(Records contained in a dataset)
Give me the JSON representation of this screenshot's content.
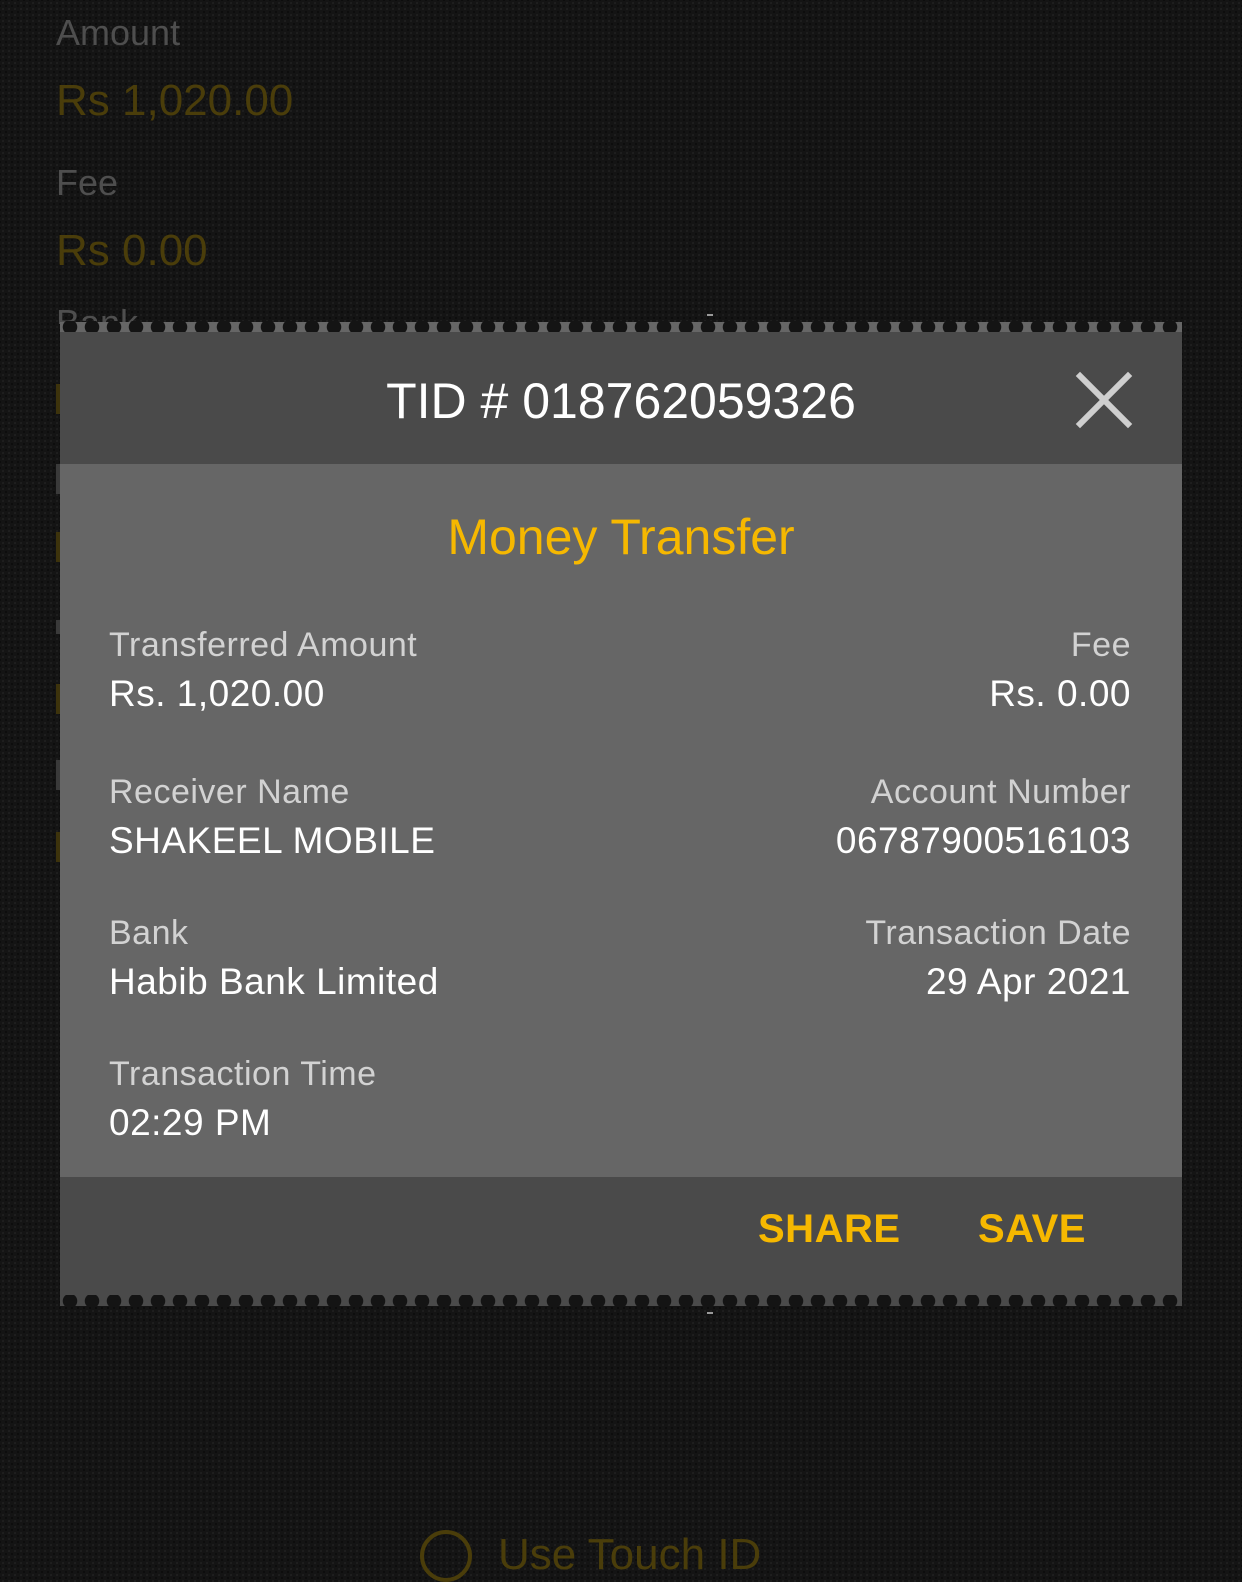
{
  "background": {
    "amount_label": "Amount",
    "amount_value": "Rs 1,020.00",
    "fee_label": "Fee",
    "fee_value": "Rs 0.00",
    "bank_label_fragment": "Bank",
    "touch_id_label": "Use Touch ID"
  },
  "receipt": {
    "tid": "TID # 018762059326",
    "title": "Money Transfer",
    "fields": {
      "transferred_amount_label": "Transferred Amount",
      "transferred_amount_value": "Rs. 1,020.00",
      "fee_label": "Fee",
      "fee_value": "Rs. 0.00",
      "receiver_name_label": "Receiver Name",
      "receiver_name_value": "SHAKEEL MOBILE",
      "account_number_label": "Account Number",
      "account_number_value": "06787900516103",
      "bank_label": "Bank",
      "bank_value": "Habib Bank Limited",
      "transaction_date_label": "Transaction Date",
      "transaction_date_value": "29 Apr 2021",
      "transaction_time_label": "Transaction Time",
      "transaction_time_value": "02:29 PM"
    },
    "actions": {
      "share_label": "SHARE",
      "save_label": "SAVE"
    },
    "icons": {
      "close": "close-icon"
    }
  },
  "colors": {
    "accent": "#f6b800",
    "header_bg": "#4a4a4a",
    "body_bg": "#666666",
    "screen_bg": "#141414"
  }
}
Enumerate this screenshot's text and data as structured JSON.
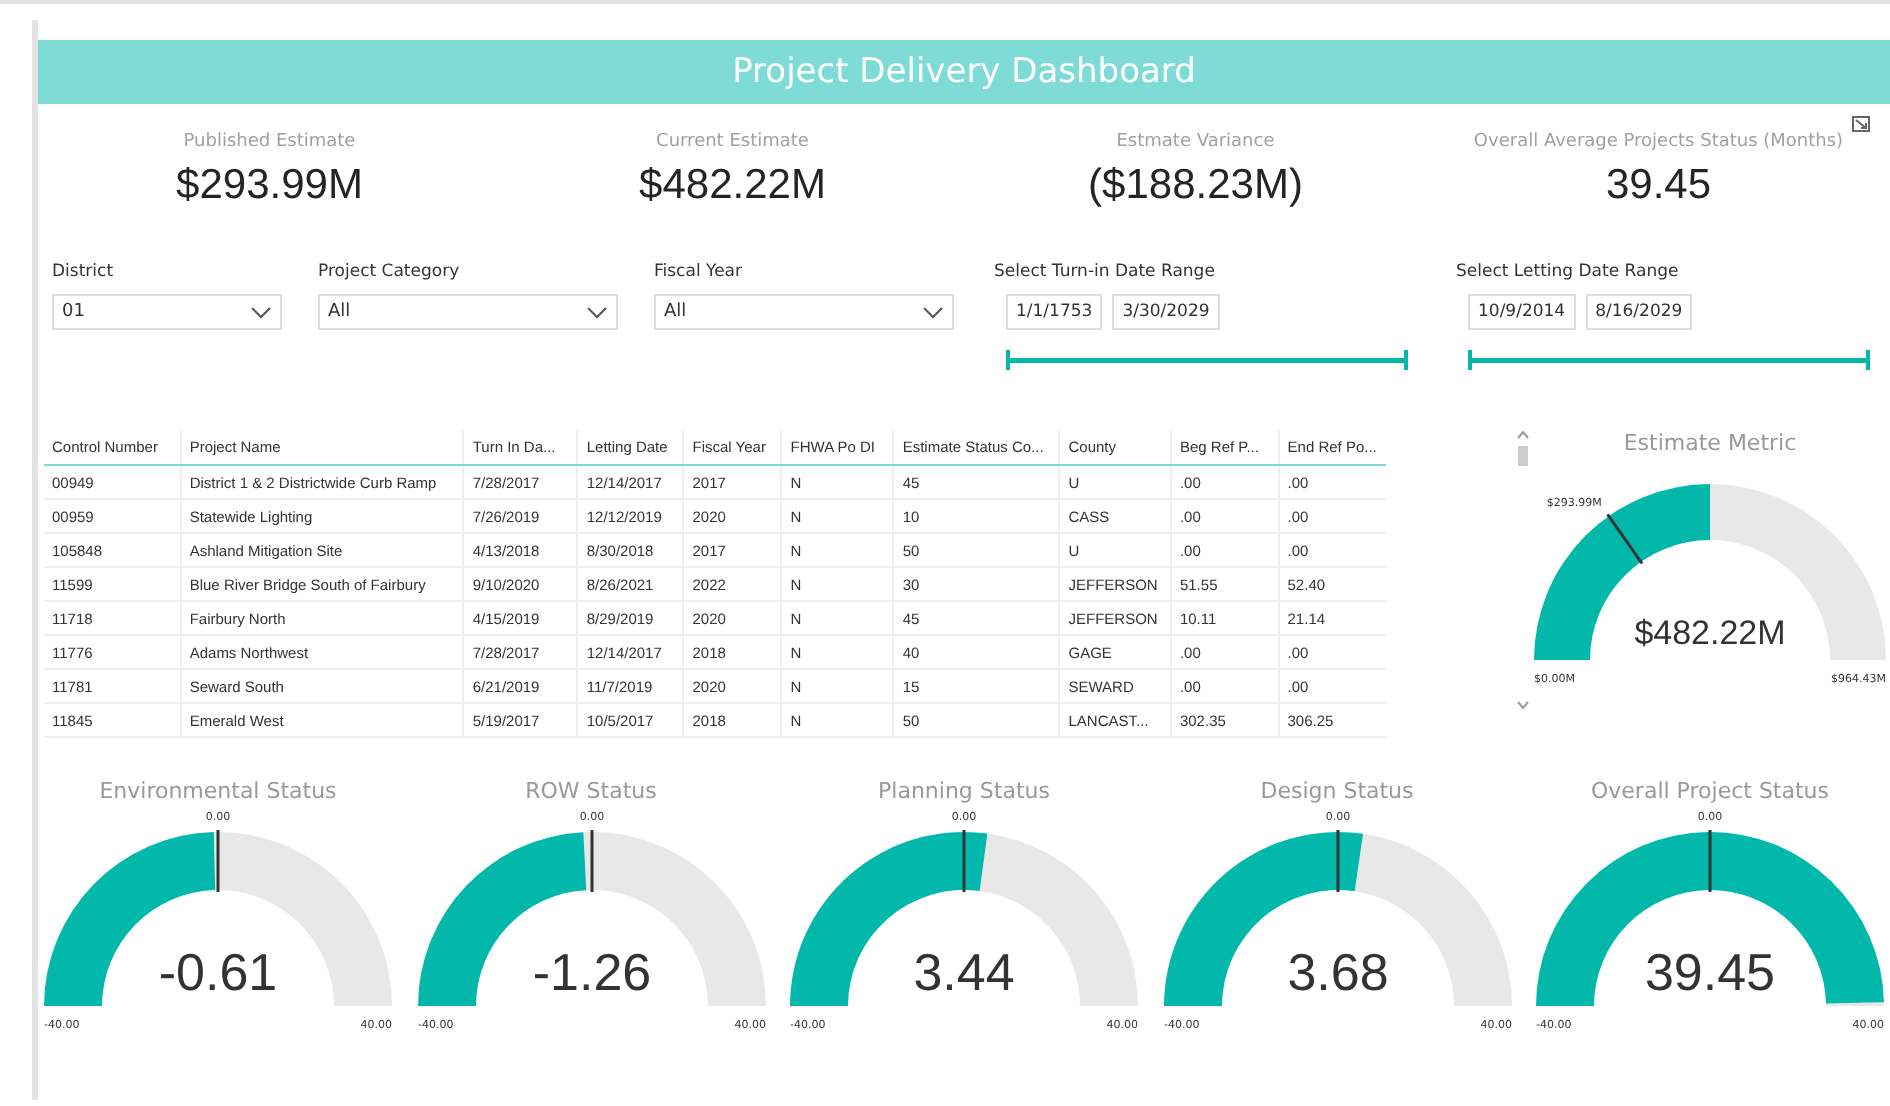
{
  "title": "Project Delivery Dashboard",
  "kpis": [
    {
      "label": "Published Estimate",
      "value": "$293.99M"
    },
    {
      "label": "Current Estimate",
      "value": "$482.22M"
    },
    {
      "label": "Estmate Variance",
      "value": "($188.23M)"
    },
    {
      "label": "Overall Average Projects Status (Months)",
      "value": "39.45"
    }
  ],
  "dropdowns": [
    {
      "label": "District",
      "value": "01"
    },
    {
      "label": "Project Category",
      "value": "All"
    },
    {
      "label": "Fiscal Year",
      "value": "All"
    }
  ],
  "date_ranges": [
    {
      "label": "Select Turn-in Date Range",
      "start": "1/1/1753",
      "end": "3/30/2029"
    },
    {
      "label": "Select Letting Date Range",
      "start": "10/9/2014",
      "end": "8/16/2029"
    }
  ],
  "table": {
    "columns": [
      "Control Number",
      "Project Name",
      "Turn In Da...",
      "Letting Date",
      "Fiscal Year",
      "FHWA Po DI",
      "Estimate Status Co...",
      "County",
      "Beg Ref P...",
      "End Ref Po..."
    ],
    "rows": [
      [
        "00949",
        "District 1 & 2 Districtwide Curb Ramp",
        "7/28/2017",
        "12/14/2017",
        "2017",
        "N",
        "45",
        "U",
        ".00",
        ".00"
      ],
      [
        "00959",
        "Statewide Lighting",
        "7/26/2019",
        "12/12/2019",
        "2020",
        "N",
        "10",
        "CASS",
        ".00",
        ".00"
      ],
      [
        "105848",
        "Ashland Mitigation Site",
        "4/13/2018",
        "8/30/2018",
        "2017",
        "N",
        "50",
        "U",
        ".00",
        ".00"
      ],
      [
        "11599",
        "Blue River Bridge South of Fairbury",
        "9/10/2020",
        "8/26/2021",
        "2022",
        "N",
        "30",
        "JEFFERSON",
        "51.55",
        "52.40"
      ],
      [
        "11718",
        "Fairbury North",
        "4/15/2019",
        "8/29/2019",
        "2020",
        "N",
        "45",
        "JEFFERSON",
        "10.11",
        "21.14"
      ],
      [
        "11776",
        "Adams Northwest",
        "7/28/2017",
        "12/14/2017",
        "2018",
        "N",
        "40",
        "GAGE",
        ".00",
        ".00"
      ],
      [
        "11781",
        "Seward South",
        "6/21/2019",
        "11/7/2019",
        "2020",
        "N",
        "15",
        "SEWARD",
        ".00",
        ".00"
      ],
      [
        "11845",
        "Emerald West",
        "5/19/2017",
        "10/5/2017",
        "2018",
        "N",
        "50",
        "LANCAST...",
        "302.35",
        "306.25"
      ]
    ]
  },
  "estimate_metric": {
    "title": "Estimate Metric",
    "value": "$482.22M",
    "min": "$0.00M",
    "max": "$964.43M",
    "target": "$293.99M"
  },
  "status_gauges": [
    {
      "title": "Environmental Status",
      "value": "-0.61",
      "min": "-40.00",
      "max": "40.00",
      "target": "0.00"
    },
    {
      "title": "ROW Status",
      "value": "-1.26",
      "min": "-40.00",
      "max": "40.00",
      "target": "0.00"
    },
    {
      "title": "Planning Status",
      "value": "3.44",
      "min": "-40.00",
      "max": "40.00",
      "target": "0.00"
    },
    {
      "title": "Design Status",
      "value": "3.68",
      "min": "-40.00",
      "max": "40.00",
      "target": "0.00"
    },
    {
      "title": "Overall Project Status",
      "value": "39.45",
      "min": "-40.00",
      "max": "40.00",
      "target": "0.00"
    }
  ]
}
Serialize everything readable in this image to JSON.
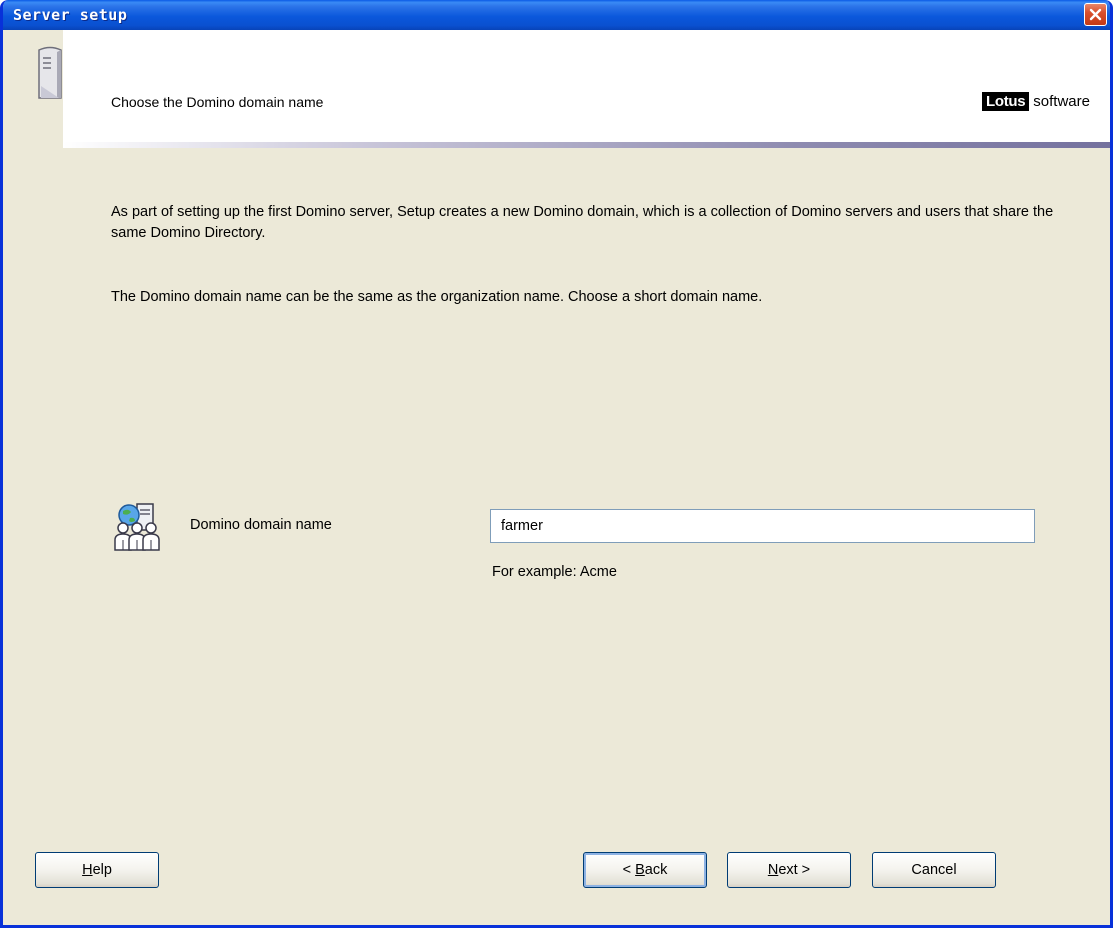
{
  "window": {
    "title": "Server setup",
    "close_label": "×"
  },
  "header": {
    "title": "Choose the Domino domain name",
    "brand_lotus": "Lotus",
    "brand_software": "software"
  },
  "main": {
    "description_1": "As part of setting up the first Domino server, Setup creates a new Domino domain, which is a collection of Domino servers and users that share the same Domino Directory.",
    "description_2": "The Domino domain name can be the same as the organization name. Choose a short domain name.",
    "domain_field": {
      "label": "Domino domain name",
      "value": "farmer",
      "hint": "For example: Acme"
    }
  },
  "buttons": {
    "help": {
      "mnemonic": "H",
      "rest": "elp"
    },
    "back": {
      "prefix": "< ",
      "mnemonic": "B",
      "rest": "ack"
    },
    "next": {
      "mnemonic": "N",
      "rest": "ext >"
    },
    "cancel": "Cancel"
  },
  "icons": {
    "server": "server-icon",
    "domain": "domain-users-icon",
    "close": "close-icon"
  },
  "colors": {
    "titlebar": "#0a50d0",
    "window_bg": "#ece9d8",
    "close_button": "#d9502d"
  }
}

**WRITTEN EXERCISE**
Copy out the listing exactly as it stands, but not the pictures.

**THE ANSWER**
Give me the JSON representation of this screenshot's content.
{
  "background": {
    "amount_label": "Amount",
    "amount_value": "Rs 1,020.00",
    "fee_label": "Fee",
    "fee_value": "Rs 0.00",
    "bank_label_fragment": "Bank",
    "touch_id_label": "Use Touch ID"
  },
  "receipt": {
    "tid": "TID # 018762059326",
    "title": "Money Transfer",
    "fields": {
      "transferred_amount_label": "Transferred Amount",
      "transferred_amount_value": "Rs. 1,020.00",
      "fee_label": "Fee",
      "fee_value": "Rs. 0.00",
      "receiver_name_label": "Receiver Name",
      "receiver_name_value": "SHAKEEL MOBILE",
      "account_number_label": "Account Number",
      "account_number_value": "06787900516103",
      "bank_label": "Bank",
      "bank_value": "Habib Bank Limited",
      "transaction_date_label": "Transaction Date",
      "transaction_date_value": "29 Apr 2021",
      "transaction_time_label": "Transaction Time",
      "transaction_time_value": "02:29 PM"
    },
    "actions": {
      "share_label": "SHARE",
      "save_label": "SAVE"
    },
    "icons": {
      "close": "close-icon"
    }
  },
  "colors": {
    "accent": "#f6b800",
    "header_bg": "#4a4a4a",
    "body_bg": "#666666",
    "screen_bg": "#141414"
  }
}
Enumerate this screenshot's text and data as structured JSON.
{
  "title": "Project Delivery Dashboard",
  "kpis": [
    {
      "label": "Published Estimate",
      "value": "$293.99M"
    },
    {
      "label": "Current Estimate",
      "value": "$482.22M"
    },
    {
      "label": "Estmate Variance",
      "value": "($188.23M)"
    },
    {
      "label": "Overall Average Projects Status (Months)",
      "value": "39.45"
    }
  ],
  "dropdowns": [
    {
      "label": "District",
      "value": "01"
    },
    {
      "label": "Project Category",
      "value": "All"
    },
    {
      "label": "Fiscal Year",
      "value": "All"
    }
  ],
  "date_ranges": [
    {
      "label": "Select Turn-in Date Range",
      "start": "1/1/1753",
      "end": "3/30/2029"
    },
    {
      "label": "Select Letting Date Range",
      "start": "10/9/2014",
      "end": "8/16/2029"
    }
  ],
  "table": {
    "columns": [
      "Control Number",
      "Project Name",
      "Turn In Da...",
      "Letting Date",
      "Fiscal Year",
      "FHWA Po DI",
      "Estimate Status Co...",
      "County",
      "Beg Ref P...",
      "End Ref Po..."
    ],
    "rows": [
      [
        "00949",
        "District 1 & 2 Districtwide Curb Ramp",
        "7/28/2017",
        "12/14/2017",
        "2017",
        "N",
        "45",
        "U",
        ".00",
        ".00"
      ],
      [
        "00959",
        "Statewide Lighting",
        "7/26/2019",
        "12/12/2019",
        "2020",
        "N",
        "10",
        "CASS",
        ".00",
        ".00"
      ],
      [
        "105848",
        "Ashland Mitigation Site",
        "4/13/2018",
        "8/30/2018",
        "2017",
        "N",
        "50",
        "U",
        ".00",
        ".00"
      ],
      [
        "11599",
        "Blue River Bridge South of Fairbury",
        "9/10/2020",
        "8/26/2021",
        "2022",
        "N",
        "30",
        "JEFFERSON",
        "51.55",
        "52.40"
      ],
      [
        "11718",
        "Fairbury North",
        "4/15/2019",
        "8/29/2019",
        "2020",
        "N",
        "45",
        "JEFFERSON",
        "10.11",
        "21.14"
      ],
      [
        "11776",
        "Adams Northwest",
        "7/28/2017",
        "12/14/2017",
        "2018",
        "N",
        "40",
        "GAGE",
        ".00",
        ".00"
      ],
      [
        "11781",
        "Seward South",
        "6/21/2019",
        "11/7/2019",
        "2020",
        "N",
        "15",
        "SEWARD",
        ".00",
        ".00"
      ],
      [
        "11845",
        "Emerald West",
        "5/19/2017",
        "10/5/2017",
        "2018",
        "N",
        "50",
        "LANCAST...",
        "302.35",
        "306.25"
      ]
    ]
  },
  "estimate_metric": {
    "title": "Estimate Metric",
    "value": "$482.22M",
    "min": "$0.00M",
    "max": "$964.43M",
    "target": "$293.99M"
  },
  "status_gauges": [
    {
      "title": "Environmental Status",
      "value": "-0.61",
      "min": "-40.00",
      "max": "40.00",
      "target": "0.00"
    },
    {
      "title": "ROW Status",
      "value": "-1.26",
      "min": "-40.00",
      "max": "40.00",
      "target": "0.00"
    },
    {
      "title": "Planning Status",
      "value": "3.44",
      "min": "-40.00",
      "max": "40.00",
      "target": "0.00"
    },
    {
      "title": "Design Status",
      "value": "3.68",
      "min": "-40.00",
      "max": "40.00",
      "target": "0.00"
    },
    {
      "title": "Overall Project Status",
      "value": "39.45",
      "min": "-40.00",
      "max": "40.00",
      "target": "0.00"
    }
  ]
}
Serialize everything readable in this image to JSON.
{
  "window": {
    "title": "Server setup",
    "close_label": "×"
  },
  "header": {
    "title": "Choose the Domino domain name",
    "brand_lotus": "Lotus",
    "brand_software": "software"
  },
  "main": {
    "description_1": "As part of setting up the first Domino server, Setup creates a new Domino domain, which is a collection of Domino servers and users that share the same Domino Directory.",
    "description_2": "The Domino domain name can be the same as the organization name. Choose a short domain name.",
    "domain_field": {
      "label": "Domino domain name",
      "value": "farmer",
      "hint": "For example: Acme"
    }
  },
  "buttons": {
    "help": {
      "mnemonic": "H",
      "rest": "elp"
    },
    "back": {
      "prefix": "< ",
      "mnemonic": "B",
      "rest": "ack"
    },
    "next": {
      "mnemonic": "N",
      "rest": "ext >"
    },
    "cancel": "Cancel"
  },
  "icons": {
    "server": "server-icon",
    "domain": "domain-users-icon",
    "close": "close-icon"
  },
  "colors": {
    "titlebar": "#0a50d0",
    "window_bg": "#ece9d8",
    "close_button": "#d9502d"
  }
}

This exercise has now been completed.